### WHAT TO PRODUCE
Work out how many lines include "examen" and answer with that number only.

══ DATA SHOWN ══

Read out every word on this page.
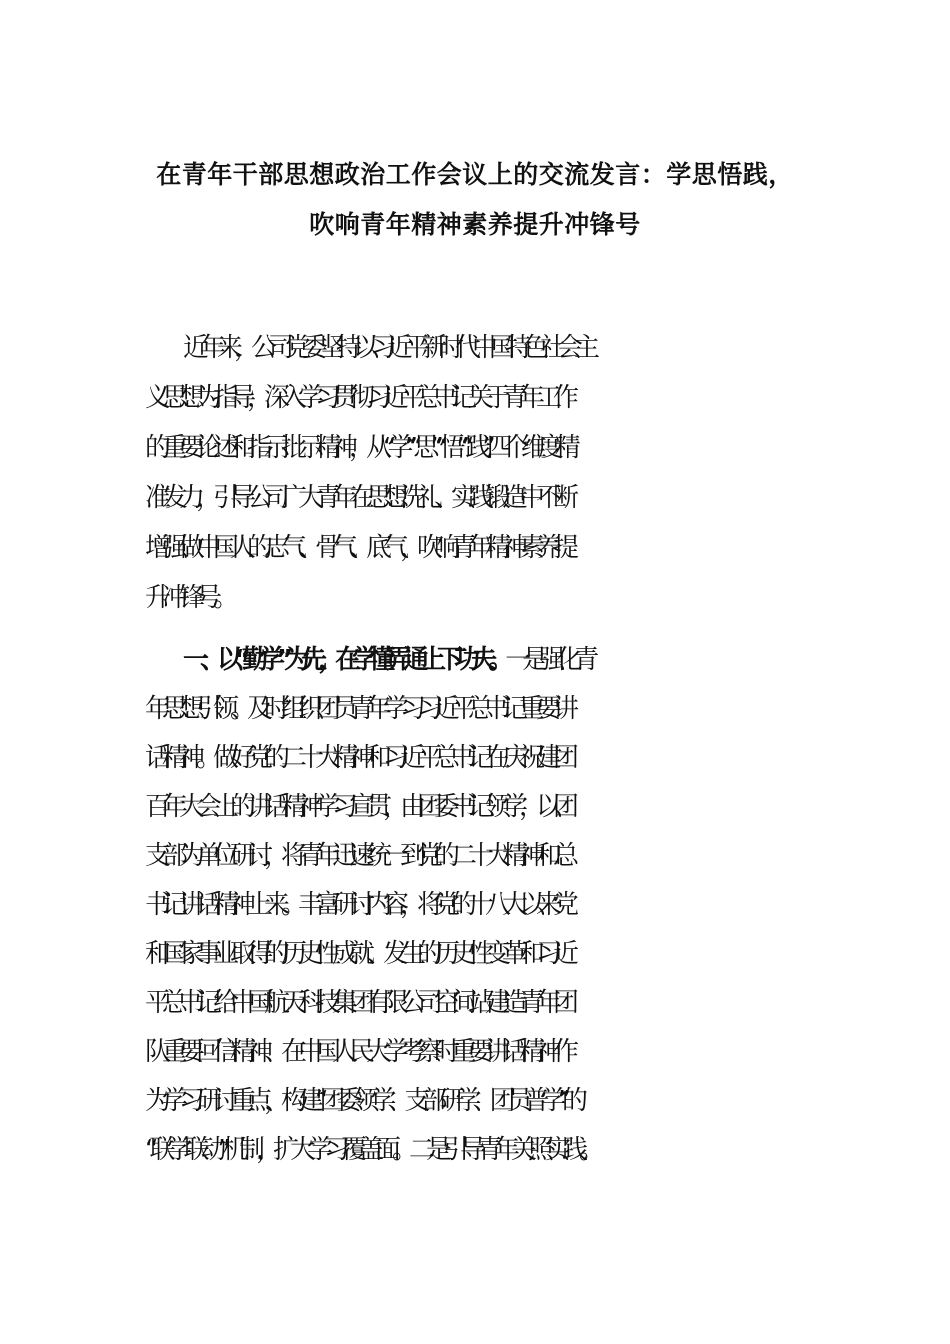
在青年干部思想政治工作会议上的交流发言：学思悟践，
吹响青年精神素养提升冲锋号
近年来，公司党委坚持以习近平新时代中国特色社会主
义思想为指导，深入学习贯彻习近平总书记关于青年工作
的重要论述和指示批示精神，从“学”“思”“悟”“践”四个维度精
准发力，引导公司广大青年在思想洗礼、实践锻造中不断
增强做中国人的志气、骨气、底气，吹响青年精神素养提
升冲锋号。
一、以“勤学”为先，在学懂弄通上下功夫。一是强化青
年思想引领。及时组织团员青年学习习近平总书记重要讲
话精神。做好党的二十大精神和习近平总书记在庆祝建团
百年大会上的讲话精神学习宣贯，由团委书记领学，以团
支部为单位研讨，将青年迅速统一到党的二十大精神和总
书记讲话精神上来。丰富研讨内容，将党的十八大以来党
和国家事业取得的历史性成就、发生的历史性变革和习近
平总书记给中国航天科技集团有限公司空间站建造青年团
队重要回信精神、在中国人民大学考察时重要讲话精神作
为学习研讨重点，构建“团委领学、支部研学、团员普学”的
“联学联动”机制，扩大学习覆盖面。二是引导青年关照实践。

═══
══ DATA SHOWN ══

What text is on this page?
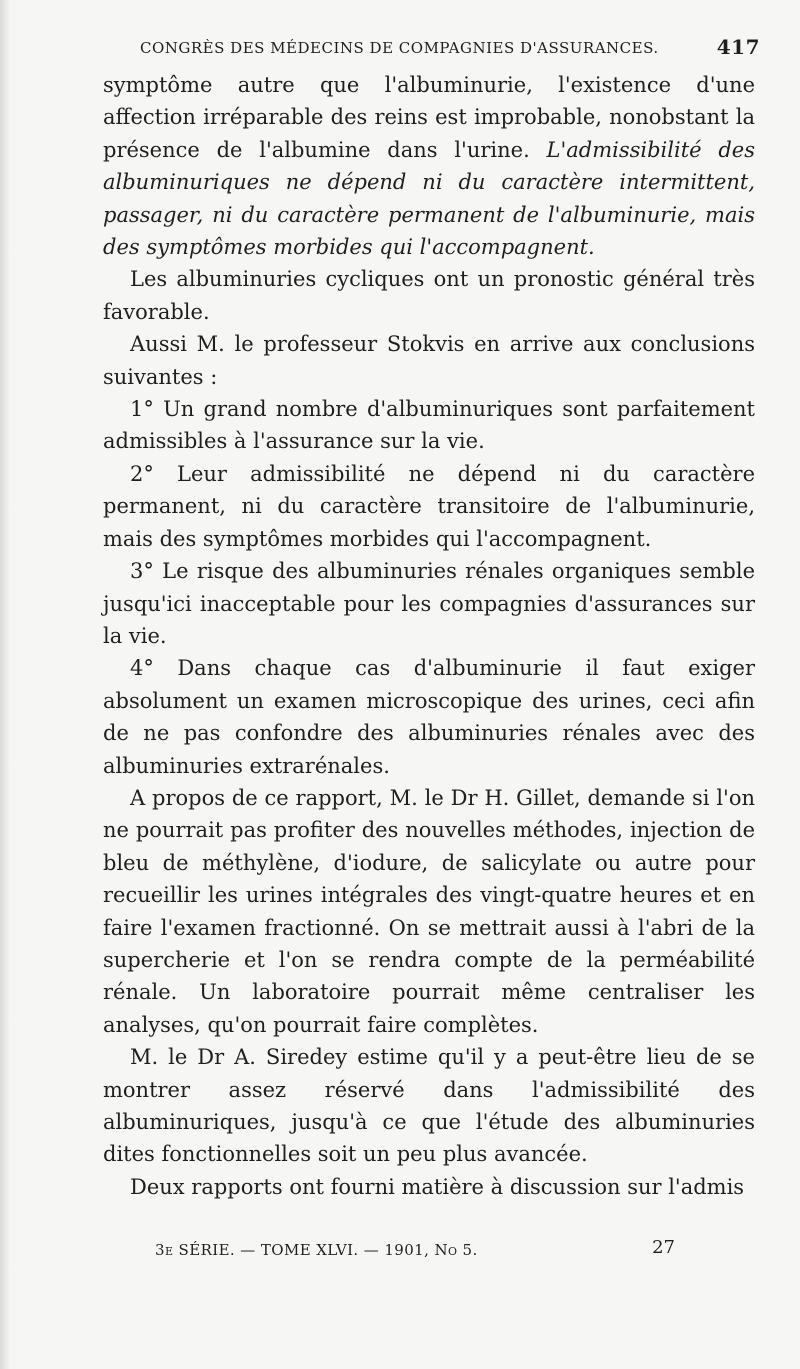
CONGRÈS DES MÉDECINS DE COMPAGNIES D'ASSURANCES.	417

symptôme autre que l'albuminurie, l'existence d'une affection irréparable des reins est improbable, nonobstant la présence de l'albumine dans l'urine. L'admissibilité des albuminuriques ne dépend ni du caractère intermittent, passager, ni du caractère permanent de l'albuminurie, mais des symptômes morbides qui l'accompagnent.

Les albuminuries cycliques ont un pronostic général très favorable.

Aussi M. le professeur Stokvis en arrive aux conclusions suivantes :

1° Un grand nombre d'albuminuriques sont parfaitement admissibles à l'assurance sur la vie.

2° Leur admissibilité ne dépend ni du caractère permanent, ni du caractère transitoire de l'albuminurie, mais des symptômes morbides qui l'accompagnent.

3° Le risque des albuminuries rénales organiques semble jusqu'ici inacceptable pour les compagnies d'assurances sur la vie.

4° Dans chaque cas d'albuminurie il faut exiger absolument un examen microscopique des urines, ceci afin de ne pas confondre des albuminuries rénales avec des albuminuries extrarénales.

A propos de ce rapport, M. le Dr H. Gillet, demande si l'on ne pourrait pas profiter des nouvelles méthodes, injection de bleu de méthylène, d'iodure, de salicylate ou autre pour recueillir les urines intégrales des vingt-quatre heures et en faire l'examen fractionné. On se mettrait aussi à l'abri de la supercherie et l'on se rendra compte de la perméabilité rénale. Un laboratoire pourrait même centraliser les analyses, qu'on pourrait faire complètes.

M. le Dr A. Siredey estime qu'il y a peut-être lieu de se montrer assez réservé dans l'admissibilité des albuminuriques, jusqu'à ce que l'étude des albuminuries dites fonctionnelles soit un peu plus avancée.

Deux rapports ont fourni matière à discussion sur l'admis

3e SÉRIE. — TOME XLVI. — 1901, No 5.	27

═══
══ DATA SHOWN ══

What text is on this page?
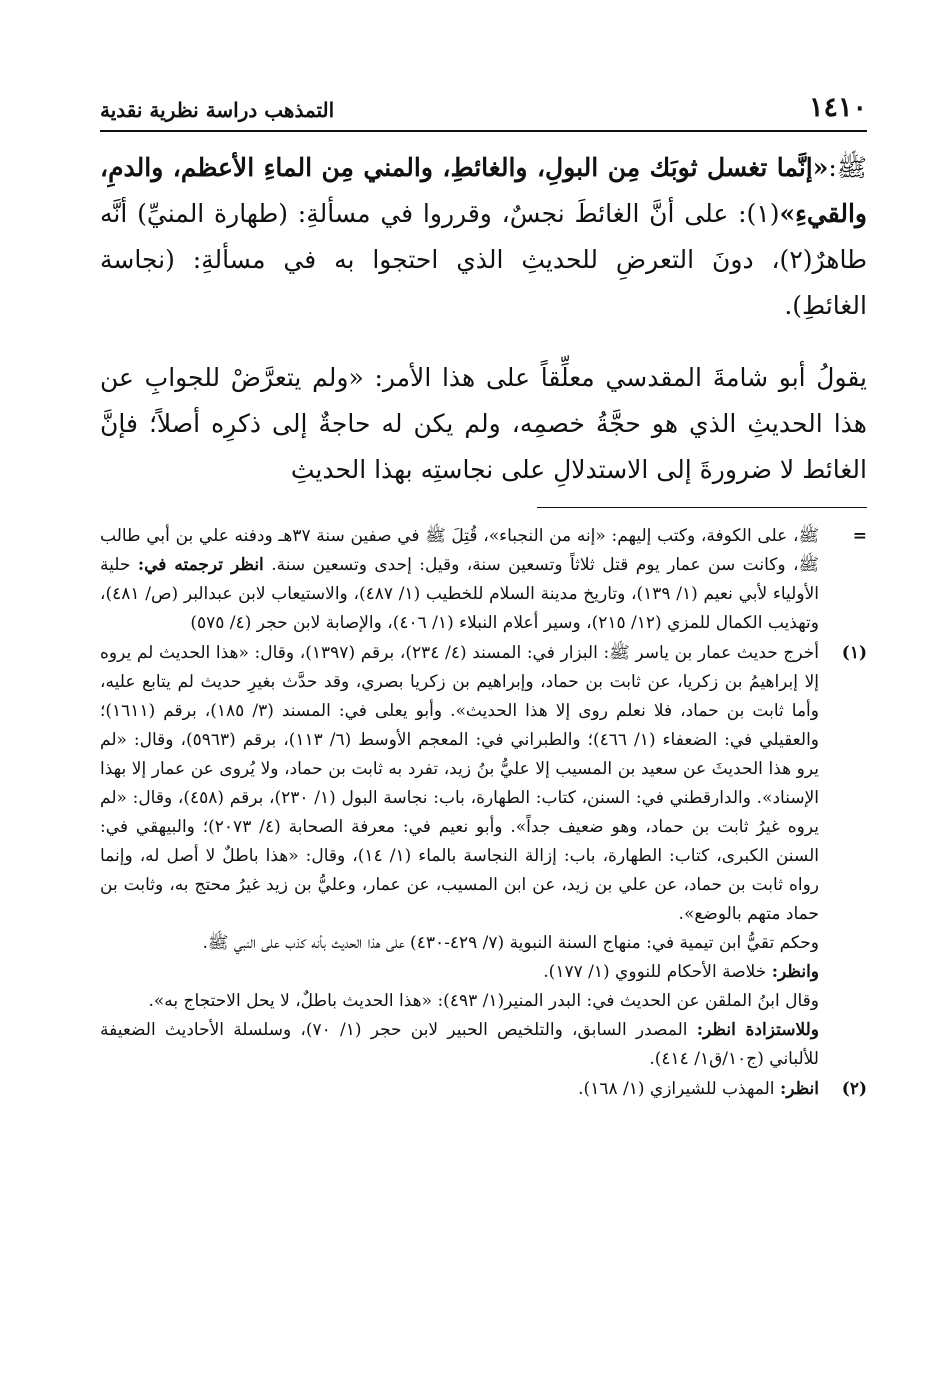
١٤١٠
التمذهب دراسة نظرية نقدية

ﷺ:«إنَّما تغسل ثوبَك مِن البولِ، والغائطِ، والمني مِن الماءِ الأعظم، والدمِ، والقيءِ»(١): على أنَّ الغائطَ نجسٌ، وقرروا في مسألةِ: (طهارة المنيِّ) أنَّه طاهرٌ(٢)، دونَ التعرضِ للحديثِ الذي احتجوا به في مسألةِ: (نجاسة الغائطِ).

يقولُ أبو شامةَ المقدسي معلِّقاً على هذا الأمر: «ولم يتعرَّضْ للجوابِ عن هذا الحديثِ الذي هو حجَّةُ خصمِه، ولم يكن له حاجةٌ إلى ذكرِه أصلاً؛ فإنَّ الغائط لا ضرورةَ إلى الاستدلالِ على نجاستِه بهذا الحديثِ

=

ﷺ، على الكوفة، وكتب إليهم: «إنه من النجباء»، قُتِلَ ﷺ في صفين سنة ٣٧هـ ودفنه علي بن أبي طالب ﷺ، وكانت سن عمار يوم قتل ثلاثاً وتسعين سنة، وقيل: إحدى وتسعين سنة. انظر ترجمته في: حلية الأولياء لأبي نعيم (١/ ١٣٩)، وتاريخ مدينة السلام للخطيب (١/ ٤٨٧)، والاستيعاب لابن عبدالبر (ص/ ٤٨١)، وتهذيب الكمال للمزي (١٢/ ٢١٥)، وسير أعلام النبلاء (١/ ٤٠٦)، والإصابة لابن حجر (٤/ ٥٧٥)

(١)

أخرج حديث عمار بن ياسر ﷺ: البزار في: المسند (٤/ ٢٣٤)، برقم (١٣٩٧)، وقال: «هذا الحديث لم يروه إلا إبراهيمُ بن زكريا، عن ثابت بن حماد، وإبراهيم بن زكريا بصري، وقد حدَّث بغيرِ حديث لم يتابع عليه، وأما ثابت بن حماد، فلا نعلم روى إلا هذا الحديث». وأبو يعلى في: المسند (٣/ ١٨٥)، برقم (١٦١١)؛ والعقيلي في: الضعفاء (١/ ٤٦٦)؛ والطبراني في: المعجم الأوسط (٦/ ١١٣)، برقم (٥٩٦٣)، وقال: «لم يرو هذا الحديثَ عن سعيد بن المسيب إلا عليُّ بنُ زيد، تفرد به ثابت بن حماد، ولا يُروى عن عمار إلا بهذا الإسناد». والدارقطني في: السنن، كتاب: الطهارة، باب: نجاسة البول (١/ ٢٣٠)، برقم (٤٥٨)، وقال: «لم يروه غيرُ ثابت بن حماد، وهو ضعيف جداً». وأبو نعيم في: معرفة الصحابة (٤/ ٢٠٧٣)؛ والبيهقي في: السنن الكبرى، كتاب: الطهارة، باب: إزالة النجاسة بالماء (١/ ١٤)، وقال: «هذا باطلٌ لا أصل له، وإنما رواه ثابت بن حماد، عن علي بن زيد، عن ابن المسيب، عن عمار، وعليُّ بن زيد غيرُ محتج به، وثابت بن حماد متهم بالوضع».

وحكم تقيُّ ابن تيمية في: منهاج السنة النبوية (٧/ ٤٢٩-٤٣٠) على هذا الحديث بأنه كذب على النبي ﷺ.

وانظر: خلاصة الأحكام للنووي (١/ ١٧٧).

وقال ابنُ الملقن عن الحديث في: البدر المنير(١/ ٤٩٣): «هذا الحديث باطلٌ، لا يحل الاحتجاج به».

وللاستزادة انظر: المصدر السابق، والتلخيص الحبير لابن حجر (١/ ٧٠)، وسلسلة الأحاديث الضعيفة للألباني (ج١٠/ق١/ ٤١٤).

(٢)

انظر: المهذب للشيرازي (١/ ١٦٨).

═══

### TASK RESULT
2